=== EXCERPT TO READ ===

B.C.'s Finance Minister Kevin Falcon is quoted as saying, "I think we have to be very worried about the fact that foreign money is going into lobbying efforts against British Columbia and Canada's economic interests."
Foreign money. Yes, we should be very worried about the modest amounts that a few B.C. environmental organizations receive while overlooking the many millions that Enbridge received from - wait for it - foreign sources (such as Chinese, European and American-based energy corporations) to finance their public relations campaign supporting the pipeline, including full-page ads in the Globe and Mail as well as large ads in northern B.C. papers.
In other words, it is oh-so-fine for money of big foreign-based corporations to be used to support Enbridge (acting of course in B.C's and Canada's best economic interests) while hypocritically dissing foreign money that contributes a portion of the budgets of B.C. organizations that are seeking to present what they see as environmental problems with the proposed pipeline.
I am so happy that Minister Falcon (as well as the Prime Minister and Natural Resources Minister Joe Oliver, on whose bandwagon the B.C. minister has recently climbed aboard) know the real economic interest of the province and the nation.
Obviously that interest means pushing the expansion of the largest and most environmentally destructive industrial project on earth and thus depleting this nonrenewable resource that takes inordinate amounts of
water and natural gas inputs to extract, never mind the pollution of Alberta's
waterways and serious damage to the health of the mainly aboriginal people living downstream.
It also means shipping the raw material abroad together with the all those refining jobs as well as sucking up massive taxpayers subsidies to the tar sands that will not be available for sustainable energy projects.
I suggest that the economic interests that would be generously enhanced by the proposed pipeline are those of Enbridge, the Canadian- and foreign-based energy companies involved in the tar sands and the shipping and spinoff companies involved, not the interests of most people that live in B.C. as well as the rest of Canada.

=== RECORD EXCERPTS ===

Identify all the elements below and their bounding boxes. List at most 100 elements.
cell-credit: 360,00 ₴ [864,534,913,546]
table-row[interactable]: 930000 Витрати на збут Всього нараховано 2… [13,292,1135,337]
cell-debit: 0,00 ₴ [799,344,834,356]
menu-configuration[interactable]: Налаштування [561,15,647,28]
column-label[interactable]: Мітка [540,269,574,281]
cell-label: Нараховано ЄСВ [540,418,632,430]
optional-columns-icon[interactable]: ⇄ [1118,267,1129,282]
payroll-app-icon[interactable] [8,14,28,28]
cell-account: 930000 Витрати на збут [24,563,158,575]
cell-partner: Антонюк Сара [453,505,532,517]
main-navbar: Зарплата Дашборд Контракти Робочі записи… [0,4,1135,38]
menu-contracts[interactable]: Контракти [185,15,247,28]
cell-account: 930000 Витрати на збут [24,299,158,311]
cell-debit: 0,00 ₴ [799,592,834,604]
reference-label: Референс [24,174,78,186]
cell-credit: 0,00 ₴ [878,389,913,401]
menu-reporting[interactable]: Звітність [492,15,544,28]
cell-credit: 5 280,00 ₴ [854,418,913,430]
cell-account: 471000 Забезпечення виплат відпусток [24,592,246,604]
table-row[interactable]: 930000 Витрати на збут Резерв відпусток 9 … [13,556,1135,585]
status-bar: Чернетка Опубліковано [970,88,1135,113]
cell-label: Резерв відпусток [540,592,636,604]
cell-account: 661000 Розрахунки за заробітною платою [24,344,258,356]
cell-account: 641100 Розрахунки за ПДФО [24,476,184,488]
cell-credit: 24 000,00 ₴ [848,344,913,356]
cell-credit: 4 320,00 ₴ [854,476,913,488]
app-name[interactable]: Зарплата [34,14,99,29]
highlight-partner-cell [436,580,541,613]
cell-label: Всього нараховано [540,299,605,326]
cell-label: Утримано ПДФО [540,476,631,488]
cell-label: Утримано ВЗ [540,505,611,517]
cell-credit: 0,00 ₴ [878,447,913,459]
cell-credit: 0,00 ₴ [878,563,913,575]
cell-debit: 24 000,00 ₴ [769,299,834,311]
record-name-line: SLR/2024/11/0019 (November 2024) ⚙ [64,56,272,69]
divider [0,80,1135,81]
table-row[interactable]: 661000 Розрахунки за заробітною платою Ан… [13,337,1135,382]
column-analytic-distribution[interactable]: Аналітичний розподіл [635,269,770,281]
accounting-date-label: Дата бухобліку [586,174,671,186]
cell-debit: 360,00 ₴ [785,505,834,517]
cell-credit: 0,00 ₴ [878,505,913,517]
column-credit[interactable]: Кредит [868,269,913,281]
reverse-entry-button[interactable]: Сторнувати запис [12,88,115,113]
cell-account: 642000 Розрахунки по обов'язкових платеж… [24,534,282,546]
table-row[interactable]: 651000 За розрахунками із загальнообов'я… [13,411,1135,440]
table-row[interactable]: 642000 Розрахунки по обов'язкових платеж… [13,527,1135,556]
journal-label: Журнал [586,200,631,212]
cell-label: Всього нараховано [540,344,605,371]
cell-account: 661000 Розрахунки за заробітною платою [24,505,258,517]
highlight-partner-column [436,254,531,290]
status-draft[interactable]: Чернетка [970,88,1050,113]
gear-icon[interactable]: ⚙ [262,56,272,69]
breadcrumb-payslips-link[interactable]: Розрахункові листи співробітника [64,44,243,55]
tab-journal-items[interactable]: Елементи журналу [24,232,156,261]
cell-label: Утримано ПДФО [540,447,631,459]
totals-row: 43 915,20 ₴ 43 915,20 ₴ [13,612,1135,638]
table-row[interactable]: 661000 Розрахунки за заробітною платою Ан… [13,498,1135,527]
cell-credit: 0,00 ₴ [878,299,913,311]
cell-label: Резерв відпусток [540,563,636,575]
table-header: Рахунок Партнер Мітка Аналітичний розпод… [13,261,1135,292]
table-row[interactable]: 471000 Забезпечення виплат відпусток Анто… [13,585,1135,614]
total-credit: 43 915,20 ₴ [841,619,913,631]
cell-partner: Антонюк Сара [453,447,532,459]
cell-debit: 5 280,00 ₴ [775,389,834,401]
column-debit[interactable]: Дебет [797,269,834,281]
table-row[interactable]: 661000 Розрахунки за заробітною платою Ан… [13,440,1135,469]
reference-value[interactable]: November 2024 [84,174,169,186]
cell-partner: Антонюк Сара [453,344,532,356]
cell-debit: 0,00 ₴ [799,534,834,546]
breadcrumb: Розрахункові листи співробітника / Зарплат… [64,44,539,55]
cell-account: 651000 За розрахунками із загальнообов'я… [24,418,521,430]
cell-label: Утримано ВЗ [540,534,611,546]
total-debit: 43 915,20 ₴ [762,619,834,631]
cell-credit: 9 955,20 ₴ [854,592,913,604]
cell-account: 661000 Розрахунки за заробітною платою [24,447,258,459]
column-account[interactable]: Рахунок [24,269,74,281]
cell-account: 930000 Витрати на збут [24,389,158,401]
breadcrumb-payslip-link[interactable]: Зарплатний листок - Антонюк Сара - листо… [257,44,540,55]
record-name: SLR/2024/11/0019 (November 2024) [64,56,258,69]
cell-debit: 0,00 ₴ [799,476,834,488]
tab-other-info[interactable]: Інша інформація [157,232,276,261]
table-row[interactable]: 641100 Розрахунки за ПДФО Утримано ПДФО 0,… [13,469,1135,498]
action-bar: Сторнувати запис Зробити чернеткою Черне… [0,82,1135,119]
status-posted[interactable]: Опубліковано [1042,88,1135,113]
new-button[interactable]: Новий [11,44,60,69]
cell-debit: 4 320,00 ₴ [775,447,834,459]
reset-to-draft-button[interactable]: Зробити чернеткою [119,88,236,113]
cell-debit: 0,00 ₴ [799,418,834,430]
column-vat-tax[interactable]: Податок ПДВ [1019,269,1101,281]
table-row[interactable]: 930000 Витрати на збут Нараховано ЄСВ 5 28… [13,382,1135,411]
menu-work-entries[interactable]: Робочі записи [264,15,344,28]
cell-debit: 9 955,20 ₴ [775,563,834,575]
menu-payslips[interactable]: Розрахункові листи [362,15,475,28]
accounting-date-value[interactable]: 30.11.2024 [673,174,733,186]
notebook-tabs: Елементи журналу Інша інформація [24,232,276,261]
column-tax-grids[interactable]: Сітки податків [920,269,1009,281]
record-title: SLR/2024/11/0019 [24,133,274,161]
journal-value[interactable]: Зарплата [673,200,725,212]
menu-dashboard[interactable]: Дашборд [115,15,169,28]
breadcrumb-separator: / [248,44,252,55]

===

REQUIRED WORK:
1. Answer these questions about the letter on the Enbridge pipeline:
(a) Who is quoted as worrying about foreign money going into lobbying efforts?
(b) In which national newspaper did Enbridge run full-page ads supporting the pipeline?
(c) Whose health does the letter say is seriously damaged downstream of the tar sands?
2. Rewrite the stretch of the letter on the Enbridge pipeline from "Foreign money. Yes, we" through "the proposed pipeline.", substituting "the pipeline company" for every "Enbridge".

ANSWERS:
1.
(a) B.C.'s Finance Minister, Kevin Falcon.
(b) The Globe and Mail.
(c) The health of the mainly aboriginal people living downstream.

2.
Foreign money. Yes, we should be very worried about the modest amounts that a few B.C. environmental organizations receive while overlooking the many millions that the pipeline company received from - wait for it - foreign sources (such as Chinese, European and American-based energy corporations) to finance their public relations campaign supporting the pipeline, including full-page ads in the Globe and Mail as well as large ads in northern B.C. papers.
In other words, it is oh-so-fine for money of big foreign-based corporations to be used to support the pipeline company (acting of course in B.C's and Canada's best economic interests) while hypocritically dissing foreign money that contributes a portion of the budgets of B.C. organizations that are seeking to present what they see as environmental problems with the proposed pipeline.